> **PROBLEM DETAILS**: Search the listing below for the word "Views" and copy each line that holds it.

> **DATA SHOWN**:
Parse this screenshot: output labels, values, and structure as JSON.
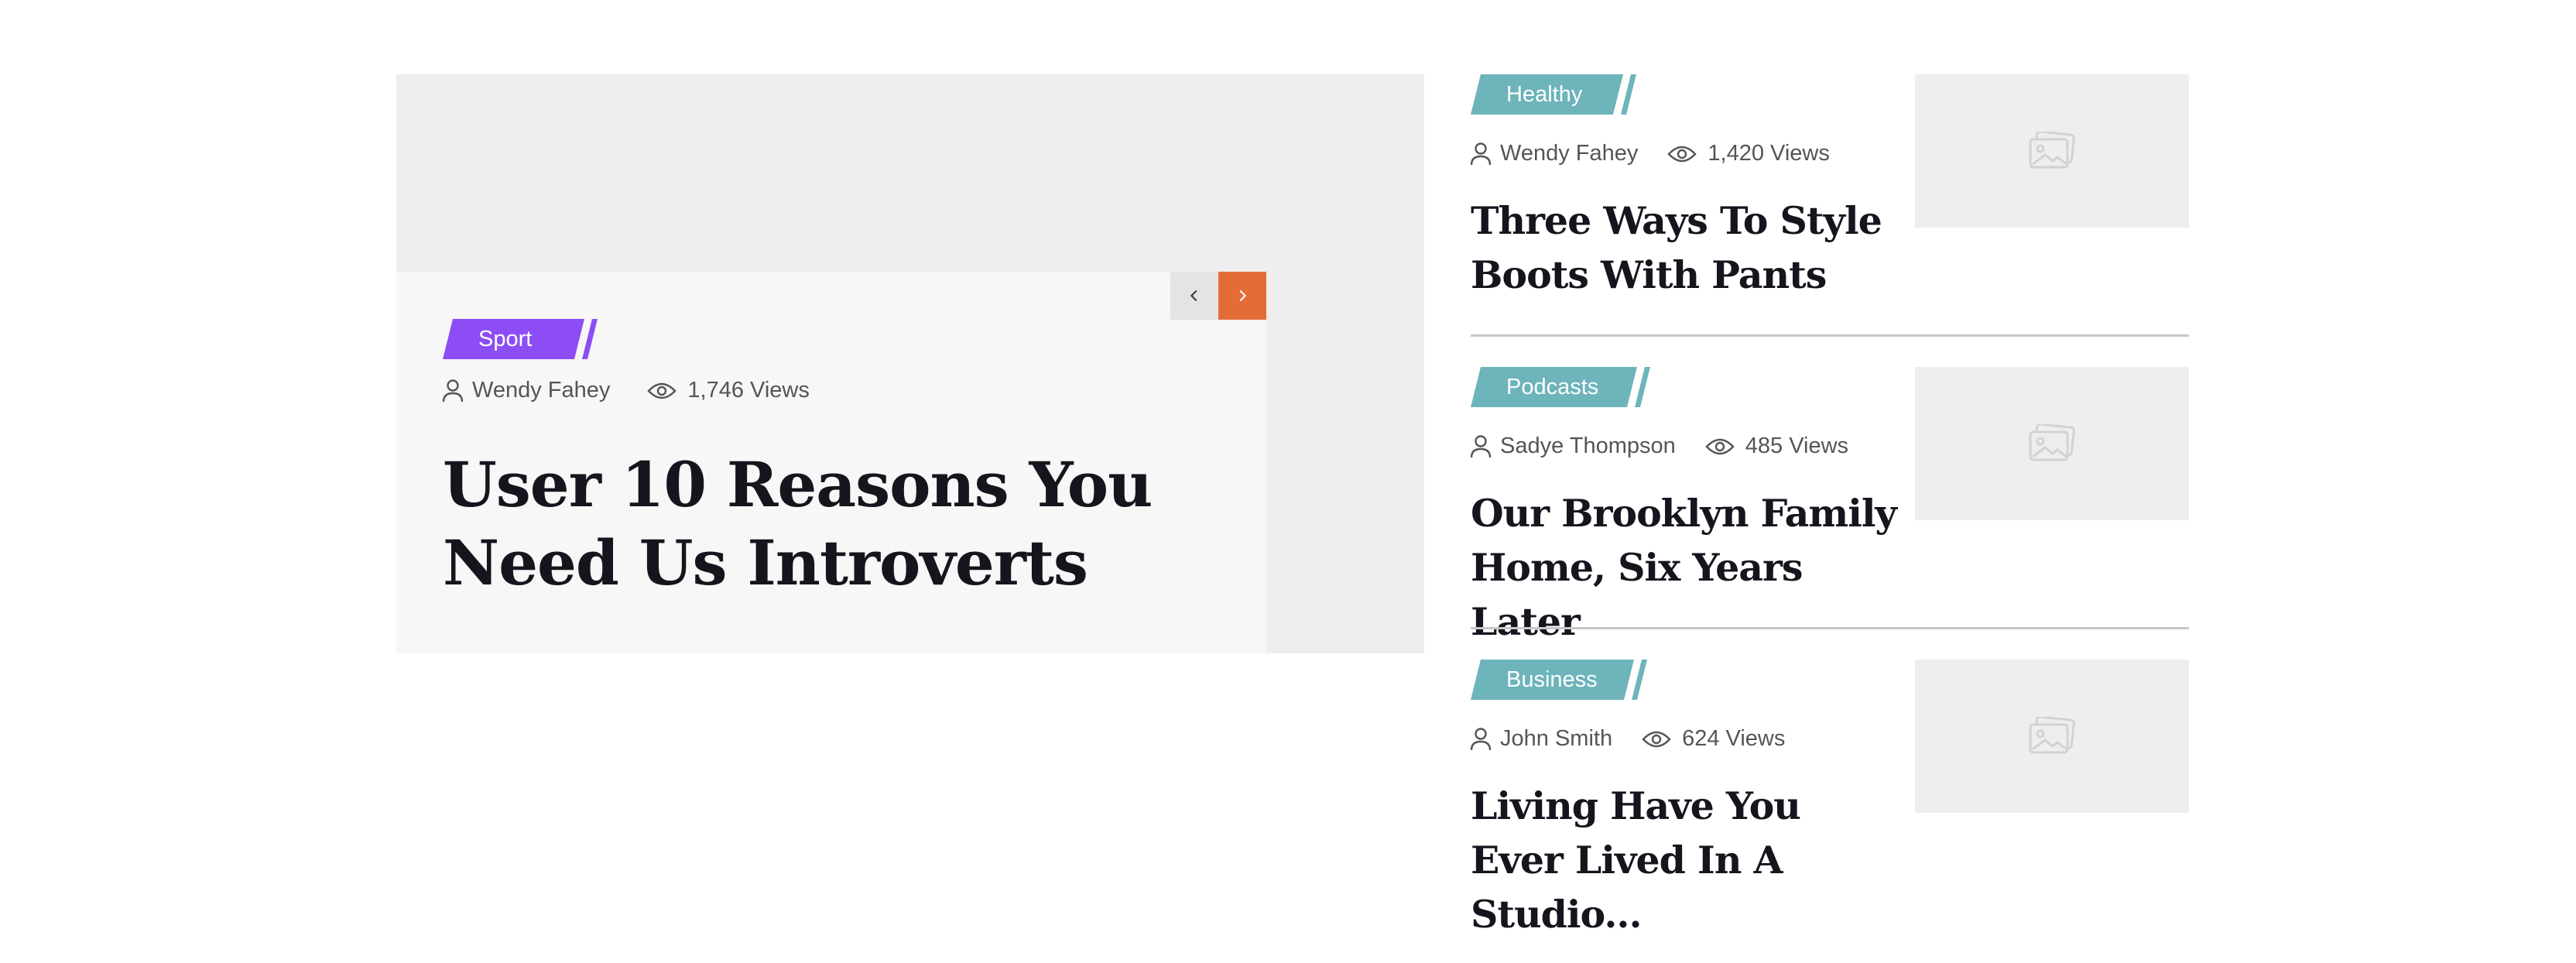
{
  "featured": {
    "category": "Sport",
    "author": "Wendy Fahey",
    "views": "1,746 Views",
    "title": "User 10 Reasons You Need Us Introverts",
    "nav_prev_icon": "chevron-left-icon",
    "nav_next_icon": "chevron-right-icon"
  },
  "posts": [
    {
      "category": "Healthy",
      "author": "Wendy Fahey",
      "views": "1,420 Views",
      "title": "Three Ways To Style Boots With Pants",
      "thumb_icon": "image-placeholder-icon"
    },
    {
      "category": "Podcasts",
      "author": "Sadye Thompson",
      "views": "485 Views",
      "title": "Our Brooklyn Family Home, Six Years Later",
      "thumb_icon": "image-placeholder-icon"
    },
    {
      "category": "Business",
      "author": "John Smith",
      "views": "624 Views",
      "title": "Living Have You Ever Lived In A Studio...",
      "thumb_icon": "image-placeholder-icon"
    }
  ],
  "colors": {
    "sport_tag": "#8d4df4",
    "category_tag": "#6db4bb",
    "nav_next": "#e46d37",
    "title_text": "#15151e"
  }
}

> **FINAL ANSWER**:
    "views": "1,746 Views",
      "views": "1,420 Views",
      "views": "485 Views",
      "views": "624 Views",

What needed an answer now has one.